Extracts from a graphics dataset:
________________________

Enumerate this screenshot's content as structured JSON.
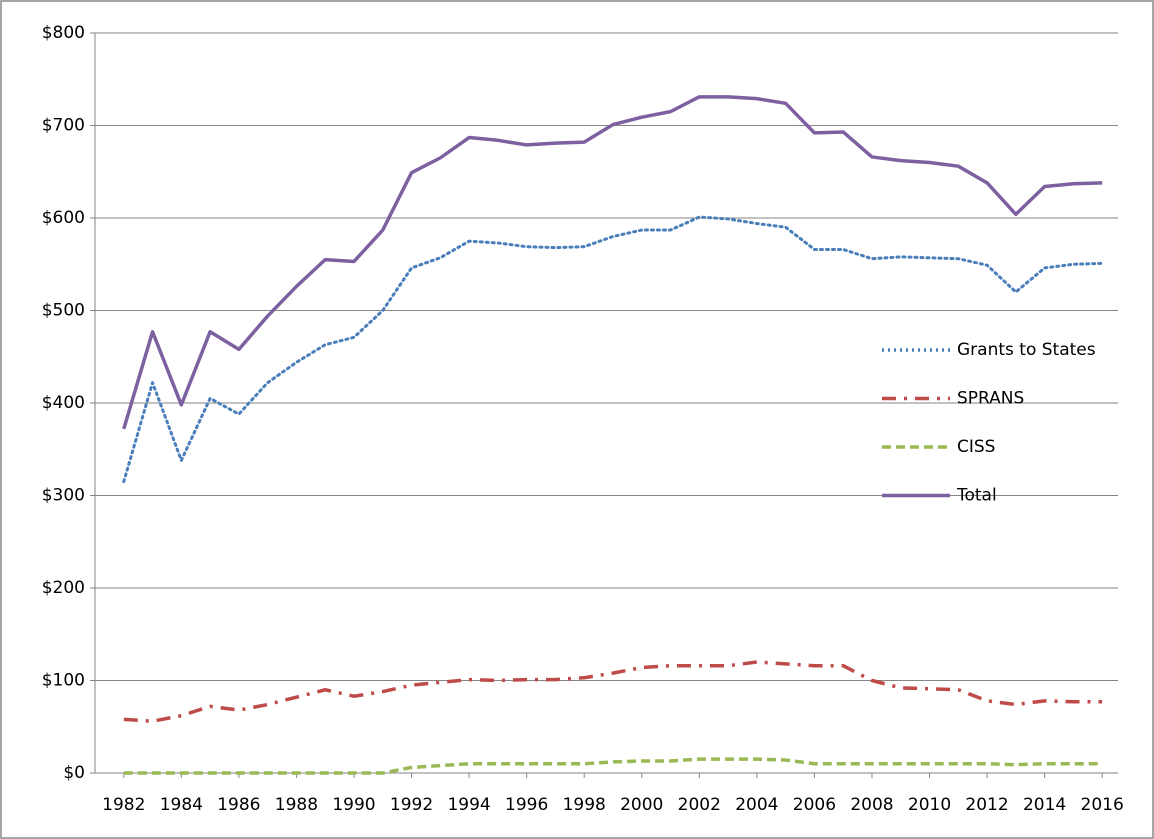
{
  "chart_data": {
    "type": "line",
    "x": [
      1982,
      1983,
      1984,
      1985,
      1986,
      1987,
      1988,
      1989,
      1990,
      1991,
      1992,
      1993,
      1994,
      1995,
      1996,
      1997,
      1998,
      1999,
      2000,
      2001,
      2002,
      2003,
      2004,
      2005,
      2006,
      2007,
      2008,
      2009,
      2010,
      2011,
      2012,
      2013,
      2014,
      2015,
      2016
    ],
    "series": [
      {
        "name": "Grants to States",
        "color": "#4a7ebb",
        "line_style": "dotted",
        "values": [
          315,
          422,
          338,
          405,
          388,
          422,
          444,
          463,
          471,
          500,
          546,
          557,
          575,
          573,
          569,
          568,
          569,
          580,
          587,
          587,
          601,
          599,
          594,
          590,
          566,
          566,
          556,
          558,
          557,
          556,
          549,
          520,
          546,
          550,
          551
        ]
      },
      {
        "name": "SPRANS",
        "color": "#be4b48",
        "line_style": "dashdot",
        "values": [
          58,
          56,
          62,
          72,
          68,
          74,
          82,
          90,
          83,
          88,
          95,
          98,
          101,
          100,
          101,
          101,
          103,
          108,
          114,
          116,
          116,
          116,
          120,
          118,
          116,
          116,
          100,
          92,
          91,
          90,
          78,
          74,
          78,
          77,
          77
        ]
      },
      {
        "name": "CISS",
        "color": "#98b954",
        "line_style": "dashed",
        "values": [
          0,
          0,
          0,
          0,
          0,
          0,
          0,
          0,
          0,
          0,
          6,
          8,
          10,
          10,
          10,
          10,
          10,
          12,
          13,
          13,
          15,
          15,
          15,
          14,
          10,
          10,
          10,
          10,
          10,
          10,
          10,
          9,
          10,
          10,
          10
        ]
      },
      {
        "name": "Total",
        "color": "#7d60a0",
        "line_style": "solid",
        "values": [
          372,
          477,
          398,
          477,
          458,
          494,
          526,
          555,
          553,
          587,
          649,
          665,
          687,
          684,
          679,
          681,
          682,
          701,
          709,
          715,
          731,
          731,
          729,
          724,
          692,
          693,
          666,
          662,
          660,
          656,
          638,
          604,
          634,
          637,
          638
        ]
      }
    ],
    "xlim": [
      1981,
      2016.55
    ],
    "xticks": [
      1982,
      1984,
      1986,
      1988,
      1990,
      1992,
      1994,
      1996,
      1998,
      2000,
      2002,
      2004,
      2006,
      2008,
      2010,
      2012,
      2014,
      2016
    ],
    "ylim": [
      0,
      800
    ],
    "yticks": [
      {
        "value": 0,
        "label": "$0"
      },
      {
        "value": 100,
        "label": "$100"
      },
      {
        "value": 200,
        "label": "$200"
      },
      {
        "value": 300,
        "label": "$300"
      },
      {
        "value": 400,
        "label": "$400"
      },
      {
        "value": 500,
        "label": "$500"
      },
      {
        "value": 600,
        "label": "$600"
      },
      {
        "value": 700,
        "label": "$700"
      },
      {
        "value": 800,
        "label": "$800"
      }
    ],
    "grid": true,
    "legend": "right"
  }
}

________________________

Repeat the data exactly in full, omitting its pictures.

- Correct result -
Enumerate this screenshot's content as structured JSON.
{
  "chart_data": {
    "type": "line",
    "x": [
      1982,
      1983,
      1984,
      1985,
      1986,
      1987,
      1988,
      1989,
      1990,
      1991,
      1992,
      1993,
      1994,
      1995,
      1996,
      1997,
      1998,
      1999,
      2000,
      2001,
      2002,
      2003,
      2004,
      2005,
      2006,
      2007,
      2008,
      2009,
      2010,
      2011,
      2012,
      2013,
      2014,
      2015,
      2016
    ],
    "series": [
      {
        "name": "Grants to States",
        "color": "#4a7ebb",
        "line_style": "dotted",
        "values": [
          315,
          422,
          338,
          405,
          388,
          422,
          444,
          463,
          471,
          500,
          546,
          557,
          575,
          573,
          569,
          568,
          569,
          580,
          587,
          587,
          601,
          599,
          594,
          590,
          566,
          566,
          556,
          558,
          557,
          556,
          549,
          520,
          546,
          550,
          551
        ]
      },
      {
        "name": "SPRANS",
        "color": "#be4b48",
        "line_style": "dashdot",
        "values": [
          58,
          56,
          62,
          72,
          68,
          74,
          82,
          90,
          83,
          88,
          95,
          98,
          101,
          100,
          101,
          101,
          103,
          108,
          114,
          116,
          116,
          116,
          120,
          118,
          116,
          116,
          100,
          92,
          91,
          90,
          78,
          74,
          78,
          77,
          77
        ]
      },
      {
        "name": "CISS",
        "color": "#98b954",
        "line_style": "dashed",
        "values": [
          0,
          0,
          0,
          0,
          0,
          0,
          0,
          0,
          0,
          0,
          6,
          8,
          10,
          10,
          10,
          10,
          10,
          12,
          13,
          13,
          15,
          15,
          15,
          14,
          10,
          10,
          10,
          10,
          10,
          10,
          10,
          9,
          10,
          10,
          10
        ]
      },
      {
        "name": "Total",
        "color": "#7d60a0",
        "line_style": "solid",
        "values": [
          372,
          477,
          398,
          477,
          458,
          494,
          526,
          555,
          553,
          587,
          649,
          665,
          687,
          684,
          679,
          681,
          682,
          701,
          709,
          715,
          731,
          731,
          729,
          724,
          692,
          693,
          666,
          662,
          660,
          656,
          638,
          604,
          634,
          637,
          638
        ]
      }
    ],
    "xlim": [
      1981,
      2016.55
    ],
    "xticks": [
      1982,
      1984,
      1986,
      1988,
      1990,
      1992,
      1994,
      1996,
      1998,
      2000,
      2002,
      2004,
      2006,
      2008,
      2010,
      2012,
      2014,
      2016
    ],
    "ylim": [
      0,
      800
    ],
    "yticks": [
      {
        "value": 0,
        "label": "$0"
      },
      {
        "value": 100,
        "label": "$100"
      },
      {
        "value": 200,
        "label": "$200"
      },
      {
        "value": 300,
        "label": "$300"
      },
      {
        "value": 400,
        "label": "$400"
      },
      {
        "value": 500,
        "label": "$500"
      },
      {
        "value": 600,
        "label": "$600"
      },
      {
        "value": 700,
        "label": "$700"
      },
      {
        "value": 800,
        "label": "$800"
      }
    ],
    "grid": true,
    "legend": "right"
  }
}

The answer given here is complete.